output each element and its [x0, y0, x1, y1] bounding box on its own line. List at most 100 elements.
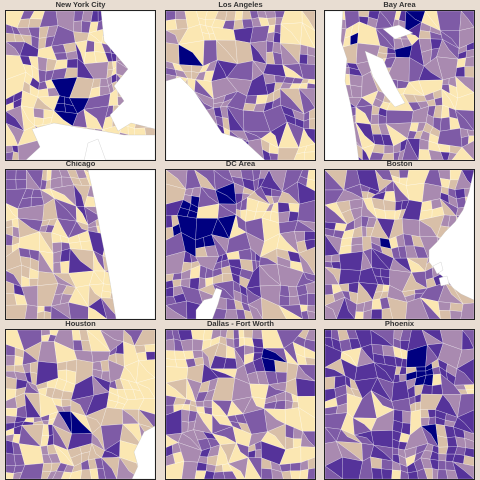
- census-tract: [69, 469, 83, 479]
- census-tract: [15, 179, 27, 190]
- map-frame: [324, 169, 475, 320]
- census-tract: [181, 409, 190, 423]
- census-tract: [455, 76, 474, 99]
- census-tract: [298, 253, 315, 276]
- choropleth-map: [166, 11, 315, 160]
- census-tract: [29, 278, 39, 287]
- panel-title: Chicago: [65, 159, 96, 168]
- census-tract: [36, 310, 45, 319]
- census-tract: [371, 467, 383, 479]
- census-tract: [420, 297, 441, 319]
- census-tract: [233, 330, 240, 340]
- census-tract: [100, 359, 110, 372]
- census-tract: [454, 109, 474, 132]
- census-tract: [66, 58, 78, 69]
- census-tract: [254, 449, 262, 459]
- census-tract: [432, 468, 439, 479]
- census-tract: [6, 32, 16, 43]
- census-tract: [405, 297, 430, 319]
- census-tract: [278, 305, 303, 319]
- census-tract: [145, 351, 155, 361]
- census-tract: [196, 461, 208, 471]
- water-area: [100, 11, 155, 132]
- census-tract: [38, 37, 47, 50]
- census-tract: [440, 151, 451, 160]
- census-tract: [33, 116, 44, 126]
- water-area: [432, 261, 444, 275]
- census-tract: [234, 11, 244, 21]
- census-tract: [330, 254, 341, 263]
- water-area: [325, 11, 360, 160]
- census-tract: [370, 309, 383, 319]
- census-tract: [172, 272, 182, 281]
- census-tract: [278, 211, 291, 224]
- census-tract: [358, 11, 370, 18]
- census-tract: [458, 27, 474, 49]
- census-tract: [406, 182, 425, 203]
- census-tract: [309, 118, 315, 130]
- census-tract: [306, 83, 315, 90]
- panel-title: DC Area: [225, 159, 256, 168]
- census-tract: [56, 361, 68, 371]
- census-tract: [307, 170, 315, 181]
- census-tract: [306, 305, 315, 313]
- water-area: [438, 275, 450, 287]
- census-tract: [298, 127, 315, 149]
- census-tract: [37, 341, 58, 364]
- census-tract: [466, 129, 474, 137]
- census-tract: [325, 330, 332, 339]
- census-tract: [304, 143, 315, 153]
- census-tract: [453, 417, 474, 435]
- census-tract: [238, 330, 245, 339]
- panel-title: Houston: [65, 319, 96, 328]
- water-area: [87, 170, 155, 319]
- census-tract: [339, 338, 352, 353]
- census-tract: [235, 309, 246, 319]
- census-tract: [195, 400, 205, 408]
- census-tract: [278, 295, 290, 306]
- census-tract: [42, 424, 50, 436]
- census-tract: [464, 447, 474, 458]
- census-tract: [261, 468, 273, 479]
- census-tract: [89, 468, 99, 479]
- census-tract: [6, 170, 17, 180]
- map-frame: [324, 329, 475, 480]
- census-tract: [418, 30, 431, 40]
- census-tract: [369, 152, 385, 160]
- census-tract: [262, 149, 272, 160]
- choropleth-map: [6, 330, 155, 479]
- census-tract: [242, 102, 257, 112]
- census-tract: [437, 469, 448, 479]
- census-tract: [460, 302, 474, 319]
- census-tract: [297, 396, 315, 419]
- tract-layer: [6, 330, 155, 479]
- census-tract: [61, 399, 72, 407]
- census-tract: [427, 409, 436, 418]
- census-tract: [50, 305, 71, 319]
- census-tract: [339, 251, 364, 271]
- census-tract: [285, 436, 294, 450]
- census-tract: [461, 330, 474, 351]
- panel-title: Dallas - Fort Worth: [207, 319, 274, 328]
- census-tract: [384, 210, 396, 220]
- census-tract: [41, 470, 52, 479]
- census-tract: [166, 19, 178, 31]
- water-area: [195, 287, 223, 319]
- census-tract: [68, 302, 89, 319]
- census-tract: [175, 11, 187, 20]
- census-tract: [6, 354, 16, 366]
- census-tract: [300, 22, 315, 49]
- census-tract: [284, 400, 294, 410]
- census-tract: [381, 458, 394, 471]
- census-tract: [100, 290, 112, 299]
- census-tract: [298, 87, 315, 115]
- census-tract: [266, 31, 275, 43]
- census-tract: [33, 107, 44, 119]
- census-tract: [177, 330, 193, 341]
- census-tract: [191, 330, 205, 341]
- census-tract: [244, 456, 262, 479]
- map-frame: [165, 329, 316, 480]
- census-tract: [418, 149, 432, 160]
- census-tract: [299, 469, 309, 479]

## Goal
Rewrite the lines of the records above as a numbered list, omitting any blank lines and leaving out the pictures.

## Final result
1. output each element and its [x0, y0, x1, y1] bounding box on its own line. List at most 100 elements.
2. - census-tract: [69, 469, 83, 479]
3. - census-tract: [15, 179, 27, 190]
4. - map-frame: [324, 169, 475, 320]
5. - census-tract: [181, 409, 190, 423]
6. - census-tract: [455, 76, 474, 99]
7. - census-tract: [298, 253, 315, 276]
8. - choropleth-map: [166, 11, 315, 160]
9. - census-tract: [29, 278, 39, 287]
10. - panel-title: Chicago: [65, 159, 96, 168]
11. - census-tract: [36, 310, 45, 319]
12. - census-tract: [371, 467, 383, 479]
13. - census-tract: [420, 297, 441, 319]
14. - census-tract: [233, 330, 240, 340]
15. - census-tract: [100, 359, 110, 372]
16. - census-tract: [454, 109, 474, 132]
17. - census-tract: [66, 58, 78, 69]
18. - census-tract: [254, 449, 262, 459]
19. - census-tract: [432, 468, 439, 479]
20. - census-tract: [6, 32, 16, 43]
21. - census-tract: [405, 297, 430, 319]
22. - census-tract: [278, 305, 303, 319]
23. - census-tract: [145, 351, 155, 361]
24. - census-tract: [196, 461, 208, 471]
25. - water-area: [100, 11, 155, 132]
26. - census-tract: [38, 37, 47, 50]
27. - census-tract: [440, 151, 451, 160]
28. - census-tract: [33, 116, 44, 126]
29. - water-area: [432, 261, 444, 275]
30. - census-tract: [234, 11, 244, 21]
31. - census-tract: [330, 254, 341, 263]
32. - water-area: [325, 11, 360, 160]
33. - census-tract: [370, 309, 383, 319]
34. - census-tract: [172, 272, 182, 281]
35. - census-tract: [278, 211, 291, 224]
36. - census-tract: [358, 11, 370, 18]
37. - census-tract: [458, 27, 474, 49]
38. - census-tract: [406, 182, 425, 203]
39. - census-tract: [309, 118, 315, 130]
40. - census-tract: [306, 83, 315, 90]
41. - panel-title: DC Area: [225, 159, 256, 168]
42. - census-tract: [56, 361, 68, 371]
43. - census-tract: [307, 170, 315, 181]
44. - census-tract: [306, 305, 315, 313]
45. - water-area: [438, 275, 450, 287]
46. - census-tract: [298, 127, 315, 149]
47. - census-tract: [37, 341, 58, 364]
48. - census-tract: [466, 129, 474, 137]
49. - census-tract: [325, 330, 332, 339]
50. - census-tract: [304, 143, 315, 153]
51. - census-tract: [453, 417, 474, 435]
52. - census-tract: [238, 330, 245, 339]
53. - panel-title: Houston: [65, 319, 96, 328]
54. - water-area: [87, 170, 155, 319]
55. - census-tract: [339, 338, 352, 353]
56. - census-tract: [235, 309, 246, 319]
57. - census-tract: [195, 400, 205, 408]
58. - census-tract: [278, 295, 290, 306]
59. - census-tract: [42, 424, 50, 436]
60. - census-tract: [464, 447, 474, 458]
61. - census-tract: [261, 468, 273, 479]
62. - census-tract: [89, 468, 99, 479]
63. - census-tract: [6, 170, 17, 180]
64. - map-frame: [324, 329, 475, 480]
65. - census-tract: [418, 30, 431, 40]
66. - census-tract: [369, 152, 385, 160]
67. - census-tract: [262, 149, 272, 160]
68. - choropleth-map: [6, 330, 155, 479]
69. - census-tract: [242, 102, 257, 112]
70. - census-tract: [437, 469, 448, 479]
71. - census-tract: [460, 302, 474, 319]
72. - census-tract: [297, 396, 315, 419]
73. - tract-layer: [6, 330, 155, 479]
74. - census-tract: [61, 399, 72, 407]
75. - census-tract: [427, 409, 436, 418]
76. - census-tract: [50, 305, 71, 319]
77. - census-tract: [339, 251, 364, 271]
78. - census-tract: [285, 436, 294, 450]
79. - census-tract: [461, 330, 474, 351]
80. - panel-title: Dallas - Fort Worth: [207, 319, 274, 328]
81. - census-tract: [384, 210, 396, 220]
82. - census-tract: [41, 470, 52, 479]
83. - census-tract: [166, 19, 178, 31]
84. - water-area: [195, 287, 223, 319]
85. - census-tract: [68, 302, 89, 319]
86. - census-tract: [175, 11, 187, 20]
87. - census-tract: [6, 354, 16, 366]
88. - census-tract: [300, 22, 315, 49]
89. - census-tract: [284, 400, 294, 410]
90. - census-tract: [381, 458, 394, 471]
91. - census-tract: [100, 290, 112, 299]
92. - census-tract: [298, 87, 315, 115]
93. - census-tract: [266, 31, 275, 43]
94. - census-tract: [33, 107, 44, 119]
95. - census-tract: [177, 330, 193, 341]
96. - census-tract: [191, 330, 205, 341]
97. - census-tract: [244, 456, 262, 479]
98. - map-frame: [165, 329, 316, 480]
99. - census-tract: [418, 149, 432, 160]
100. - census-tract: [299, 469, 309, 479]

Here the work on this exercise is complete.